**Stated goal:**
Select and copy out every line in the records containing "アプリケーション".

**Given information:**

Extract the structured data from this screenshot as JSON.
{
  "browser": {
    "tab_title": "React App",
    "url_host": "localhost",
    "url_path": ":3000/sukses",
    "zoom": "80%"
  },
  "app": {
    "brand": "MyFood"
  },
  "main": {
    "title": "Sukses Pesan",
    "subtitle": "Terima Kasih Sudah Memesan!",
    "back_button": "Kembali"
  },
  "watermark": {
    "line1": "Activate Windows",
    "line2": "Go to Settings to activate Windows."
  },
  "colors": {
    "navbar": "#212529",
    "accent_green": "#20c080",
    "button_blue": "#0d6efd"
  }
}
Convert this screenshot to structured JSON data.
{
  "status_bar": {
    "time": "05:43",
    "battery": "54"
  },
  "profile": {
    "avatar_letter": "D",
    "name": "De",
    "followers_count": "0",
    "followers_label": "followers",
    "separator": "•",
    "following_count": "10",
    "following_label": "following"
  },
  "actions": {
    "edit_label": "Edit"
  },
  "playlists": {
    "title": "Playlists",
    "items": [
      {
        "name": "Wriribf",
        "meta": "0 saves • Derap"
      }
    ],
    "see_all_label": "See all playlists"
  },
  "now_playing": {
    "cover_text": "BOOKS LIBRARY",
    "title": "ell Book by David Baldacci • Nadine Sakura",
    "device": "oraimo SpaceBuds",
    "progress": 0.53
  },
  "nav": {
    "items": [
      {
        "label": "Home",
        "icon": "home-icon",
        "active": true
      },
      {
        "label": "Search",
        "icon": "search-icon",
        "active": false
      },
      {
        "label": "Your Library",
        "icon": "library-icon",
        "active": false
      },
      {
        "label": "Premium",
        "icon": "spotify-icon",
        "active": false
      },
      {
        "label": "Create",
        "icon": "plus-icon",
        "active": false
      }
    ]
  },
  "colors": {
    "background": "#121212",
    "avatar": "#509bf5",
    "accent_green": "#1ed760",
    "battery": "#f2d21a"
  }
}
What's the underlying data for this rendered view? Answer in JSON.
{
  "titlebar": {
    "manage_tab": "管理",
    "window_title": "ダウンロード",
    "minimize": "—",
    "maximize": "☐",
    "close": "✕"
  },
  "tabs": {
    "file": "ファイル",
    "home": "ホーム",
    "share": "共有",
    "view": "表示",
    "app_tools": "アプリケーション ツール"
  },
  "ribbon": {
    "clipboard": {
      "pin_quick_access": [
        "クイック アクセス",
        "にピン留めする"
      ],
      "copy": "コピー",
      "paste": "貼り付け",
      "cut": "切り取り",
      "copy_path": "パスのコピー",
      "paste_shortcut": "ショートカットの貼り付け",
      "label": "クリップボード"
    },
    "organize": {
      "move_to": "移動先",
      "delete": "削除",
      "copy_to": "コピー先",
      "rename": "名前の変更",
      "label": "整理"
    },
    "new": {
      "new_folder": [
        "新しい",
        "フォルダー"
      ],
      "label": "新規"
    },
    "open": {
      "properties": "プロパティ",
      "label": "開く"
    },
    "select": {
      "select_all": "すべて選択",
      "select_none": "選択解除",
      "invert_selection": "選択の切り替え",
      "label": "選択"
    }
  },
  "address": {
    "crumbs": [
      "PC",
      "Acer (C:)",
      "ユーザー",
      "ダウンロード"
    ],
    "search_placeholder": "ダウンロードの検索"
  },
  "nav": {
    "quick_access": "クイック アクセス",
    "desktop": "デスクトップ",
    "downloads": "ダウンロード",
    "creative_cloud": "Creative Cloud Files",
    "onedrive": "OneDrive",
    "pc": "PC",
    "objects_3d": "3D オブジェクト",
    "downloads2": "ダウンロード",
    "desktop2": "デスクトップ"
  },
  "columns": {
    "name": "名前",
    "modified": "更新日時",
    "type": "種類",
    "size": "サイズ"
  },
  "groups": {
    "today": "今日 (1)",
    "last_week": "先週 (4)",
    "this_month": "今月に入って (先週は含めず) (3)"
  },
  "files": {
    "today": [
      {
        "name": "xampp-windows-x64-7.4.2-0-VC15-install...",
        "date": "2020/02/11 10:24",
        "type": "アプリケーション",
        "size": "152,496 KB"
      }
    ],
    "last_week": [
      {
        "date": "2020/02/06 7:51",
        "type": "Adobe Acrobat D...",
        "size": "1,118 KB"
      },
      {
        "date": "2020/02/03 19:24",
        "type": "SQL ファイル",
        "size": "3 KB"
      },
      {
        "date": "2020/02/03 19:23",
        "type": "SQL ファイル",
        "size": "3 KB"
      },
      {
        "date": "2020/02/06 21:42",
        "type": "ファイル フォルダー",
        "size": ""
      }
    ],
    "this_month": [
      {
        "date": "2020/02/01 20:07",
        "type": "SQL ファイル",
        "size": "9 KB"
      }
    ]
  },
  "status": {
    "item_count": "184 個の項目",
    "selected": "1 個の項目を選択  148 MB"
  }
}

**Output of the task:**
    "app_tools": "アプリケーション ツール"
        "type": "アプリケーション",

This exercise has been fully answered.